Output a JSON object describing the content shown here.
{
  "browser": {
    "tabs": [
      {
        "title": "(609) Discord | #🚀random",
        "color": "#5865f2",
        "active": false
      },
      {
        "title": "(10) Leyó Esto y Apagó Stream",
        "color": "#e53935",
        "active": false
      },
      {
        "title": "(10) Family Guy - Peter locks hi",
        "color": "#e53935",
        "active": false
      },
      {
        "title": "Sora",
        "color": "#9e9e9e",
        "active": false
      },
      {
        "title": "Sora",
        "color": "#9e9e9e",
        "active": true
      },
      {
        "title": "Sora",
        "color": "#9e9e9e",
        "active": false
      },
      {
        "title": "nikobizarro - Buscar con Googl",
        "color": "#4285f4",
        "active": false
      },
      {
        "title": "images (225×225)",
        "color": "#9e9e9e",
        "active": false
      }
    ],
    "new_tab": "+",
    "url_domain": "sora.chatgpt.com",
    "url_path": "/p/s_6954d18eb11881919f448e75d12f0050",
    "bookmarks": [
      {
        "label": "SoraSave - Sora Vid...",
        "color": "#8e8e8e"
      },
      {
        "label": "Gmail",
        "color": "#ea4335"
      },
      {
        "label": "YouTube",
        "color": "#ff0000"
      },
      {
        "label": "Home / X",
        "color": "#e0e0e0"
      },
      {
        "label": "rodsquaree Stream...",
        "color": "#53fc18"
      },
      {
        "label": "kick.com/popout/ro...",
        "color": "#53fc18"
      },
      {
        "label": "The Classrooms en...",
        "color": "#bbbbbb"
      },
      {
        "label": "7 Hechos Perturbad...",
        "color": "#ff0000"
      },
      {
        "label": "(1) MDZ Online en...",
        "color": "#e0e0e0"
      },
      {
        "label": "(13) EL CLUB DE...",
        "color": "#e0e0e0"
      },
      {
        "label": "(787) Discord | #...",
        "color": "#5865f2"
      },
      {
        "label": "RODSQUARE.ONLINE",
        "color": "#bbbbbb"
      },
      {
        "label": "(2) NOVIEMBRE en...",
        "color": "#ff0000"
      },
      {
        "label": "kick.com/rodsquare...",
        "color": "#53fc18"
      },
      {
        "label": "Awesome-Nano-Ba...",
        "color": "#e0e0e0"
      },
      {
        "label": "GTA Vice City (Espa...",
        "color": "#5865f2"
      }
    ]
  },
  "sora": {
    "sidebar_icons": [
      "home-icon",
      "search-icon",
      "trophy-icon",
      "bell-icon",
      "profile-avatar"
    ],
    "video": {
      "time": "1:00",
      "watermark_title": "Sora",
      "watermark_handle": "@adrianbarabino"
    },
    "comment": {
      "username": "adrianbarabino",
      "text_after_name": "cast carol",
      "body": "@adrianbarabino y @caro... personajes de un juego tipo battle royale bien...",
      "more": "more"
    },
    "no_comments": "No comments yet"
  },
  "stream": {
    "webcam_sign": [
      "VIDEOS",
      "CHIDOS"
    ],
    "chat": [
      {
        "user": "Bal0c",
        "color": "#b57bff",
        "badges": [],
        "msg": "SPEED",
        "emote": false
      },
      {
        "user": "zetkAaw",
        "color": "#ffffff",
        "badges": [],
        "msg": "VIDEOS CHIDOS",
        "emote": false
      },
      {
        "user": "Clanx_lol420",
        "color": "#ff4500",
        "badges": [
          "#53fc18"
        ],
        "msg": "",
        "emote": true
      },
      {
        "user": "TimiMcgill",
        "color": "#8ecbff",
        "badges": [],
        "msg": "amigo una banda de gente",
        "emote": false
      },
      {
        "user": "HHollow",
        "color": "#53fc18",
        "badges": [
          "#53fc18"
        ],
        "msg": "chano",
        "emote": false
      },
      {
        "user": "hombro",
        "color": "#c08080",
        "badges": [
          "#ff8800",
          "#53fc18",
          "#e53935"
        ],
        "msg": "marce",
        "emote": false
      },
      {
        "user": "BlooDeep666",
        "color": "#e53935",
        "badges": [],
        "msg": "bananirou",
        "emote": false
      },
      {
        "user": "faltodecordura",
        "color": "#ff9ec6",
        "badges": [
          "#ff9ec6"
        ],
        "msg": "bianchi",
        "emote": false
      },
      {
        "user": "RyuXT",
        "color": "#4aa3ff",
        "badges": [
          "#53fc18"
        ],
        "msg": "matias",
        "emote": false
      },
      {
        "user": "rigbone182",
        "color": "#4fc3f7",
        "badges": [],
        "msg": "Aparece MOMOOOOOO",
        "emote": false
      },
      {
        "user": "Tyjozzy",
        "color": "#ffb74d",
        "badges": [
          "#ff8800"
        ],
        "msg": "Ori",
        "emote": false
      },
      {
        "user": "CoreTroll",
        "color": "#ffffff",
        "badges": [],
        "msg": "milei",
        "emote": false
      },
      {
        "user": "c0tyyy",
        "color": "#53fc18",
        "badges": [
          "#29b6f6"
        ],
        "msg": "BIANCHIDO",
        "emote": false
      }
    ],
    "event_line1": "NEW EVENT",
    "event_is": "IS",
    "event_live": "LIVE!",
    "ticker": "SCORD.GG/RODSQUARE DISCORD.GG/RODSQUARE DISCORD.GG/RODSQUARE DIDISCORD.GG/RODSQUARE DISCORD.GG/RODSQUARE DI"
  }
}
_ _ _ _ _
_EXERCISE AIM_. Repeat the entries exactly, all of them.

_EXERCISE ANSWER_.
Output a JSON object describing the content shown here.
{
  "browser": {
    "tabs": [
      {
        "title": "(609) Discord | #🚀random",
        "color": "#5865f2",
        "active": false
      },
      {
        "title": "(10) Leyó Esto y Apagó Stream",
        "color": "#e53935",
        "active": false
      },
      {
        "title": "(10) Family Guy - Peter locks hi",
        "color": "#e53935",
        "active": false
      },
      {
        "title": "Sora",
        "color": "#9e9e9e",
        "active": false
      },
      {
        "title": "Sora",
        "color": "#9e9e9e",
        "active": true
      },
      {
        "title": "Sora",
        "color": "#9e9e9e",
        "active": false
      },
      {
        "title": "nikobizarro - Buscar con Googl",
        "color": "#4285f4",
        "active": false
      },
      {
        "title": "images (225×225)",
        "color": "#9e9e9e",
        "active": false
      }
    ],
    "new_tab": "+",
    "url_domain": "sora.chatgpt.com",
    "url_path": "/p/s_6954d18eb11881919f448e75d12f0050",
    "bookmarks": [
      {
        "label": "SoraSave - Sora Vid...",
        "color": "#8e8e8e"
      },
      {
        "label": "Gmail",
        "color": "#ea4335"
      },
      {
        "label": "YouTube",
        "color": "#ff0000"
      },
      {
        "label": "Home / X",
        "color": "#e0e0e0"
      },
      {
        "label": "rodsquaree Stream...",
        "color": "#53fc18"
      },
      {
        "label": "kick.com/popout/ro...",
        "color": "#53fc18"
      },
      {
        "label": "The Classrooms en...",
        "color": "#bbbbbb"
      },
      {
        "label": "7 Hechos Perturbad...",
        "color": "#ff0000"
      },
      {
        "label": "(1) MDZ Online en...",
        "color": "#e0e0e0"
      },
      {
        "label": "(13) EL CLUB DE...",
        "color": "#e0e0e0"
      },
      {
        "label": "(787) Discord | #...",
        "color": "#5865f2"
      },
      {
        "label": "RODSQUARE.ONLINE",
        "color": "#bbbbbb"
      },
      {
        "label": "(2) NOVIEMBRE en...",
        "color": "#ff0000"
      },
      {
        "label": "kick.com/rodsquare...",
        "color": "#53fc18"
      },
      {
        "label": "Awesome-Nano-Ba...",
        "color": "#e0e0e0"
      },
      {
        "label": "GTA Vice City (Espa...",
        "color": "#5865f2"
      }
    ]
  },
  "sora": {
    "sidebar_icons": [
      "home-icon",
      "search-icon",
      "trophy-icon",
      "bell-icon",
      "profile-avatar"
    ],
    "video": {
      "time": "1:00",
      "watermark_title": "Sora",
      "watermark_handle": "@adrianbarabino"
    },
    "comment": {
      "username": "adrianbarabino",
      "text_after_name": "cast carol",
      "body": "@adrianbarabino y @caro... personajes de un juego tipo battle royale bien...",
      "more": "more"
    },
    "no_comments": "No comments yet"
  },
  "stream": {
    "webcam_sign": [
      "VIDEOS",
      "CHIDOS"
    ],
    "chat": [
      {
        "user": "Bal0c",
        "color": "#b57bff",
        "badges": [],
        "msg": "SPEED",
        "emote": false
      },
      {
        "user": "zetkAaw",
        "color": "#ffffff",
        "badges": [],
        "msg": "VIDEOS CHIDOS",
        "emote": false
      },
      {
        "user": "Clanx_lol420",
        "color": "#ff4500",
        "badges": [
          "#53fc18"
        ],
        "msg": "",
        "emote": true
      },
      {
        "user": "TimiMcgill",
        "color": "#8ecbff",
        "badges": [],
        "msg": "amigo una banda de gente",
        "emote": false
      },
      {
        "user": "HHollow",
        "color": "#53fc18",
        "badges": [
          "#53fc18"
        ],
        "msg": "chano",
        "emote": false
      },
      {
        "user": "hombro",
        "color": "#c08080",
        "badges": [
          "#ff8800",
          "#53fc18",
          "#e53935"
        ],
        "msg": "marce",
        "emote": false
      },
      {
        "user": "BlooDeep666",
        "color": "#e53935",
        "badges": [],
        "msg": "bananirou",
        "emote": false
      },
      {
        "user": "faltodecordura",
        "color": "#ff9ec6",
        "badges": [
          "#ff9ec6"
        ],
        "msg": "bianchi",
        "emote": false
      },
      {
        "user": "RyuXT",
        "color": "#4aa3ff",
        "badges": [
          "#53fc18"
        ],
        "msg": "matias",
        "emote": false
      },
      {
        "user": "rigbone182",
        "color": "#4fc3f7",
        "badges": [],
        "msg": "Aparece MOMOOOOOO",
        "emote": false
      },
      {
        "user": "Tyjozzy",
        "color": "#ffb74d",
        "badges": [
          "#ff8800"
        ],
        "msg": "Ori",
        "emote": false
      },
      {
        "user": "CoreTroll",
        "color": "#ffffff",
        "badges": [],
        "msg": "milei",
        "emote": false
      },
      {
        "user": "c0tyyy",
        "color": "#53fc18",
        "badges": [
          "#29b6f6"
        ],
        "msg": "BIANCHIDO",
        "emote": false
      }
    ],
    "event_line1": "NEW EVENT",
    "event_is": "IS",
    "event_live": "LIVE!",
    "ticker": "SCORD.GG/RODSQUARE DISCORD.GG/RODSQUARE DISCORD.GG/RODSQUARE DIDISCORD.GG/RODSQUARE DISCORD.GG/RODSQUARE DI"
  }
}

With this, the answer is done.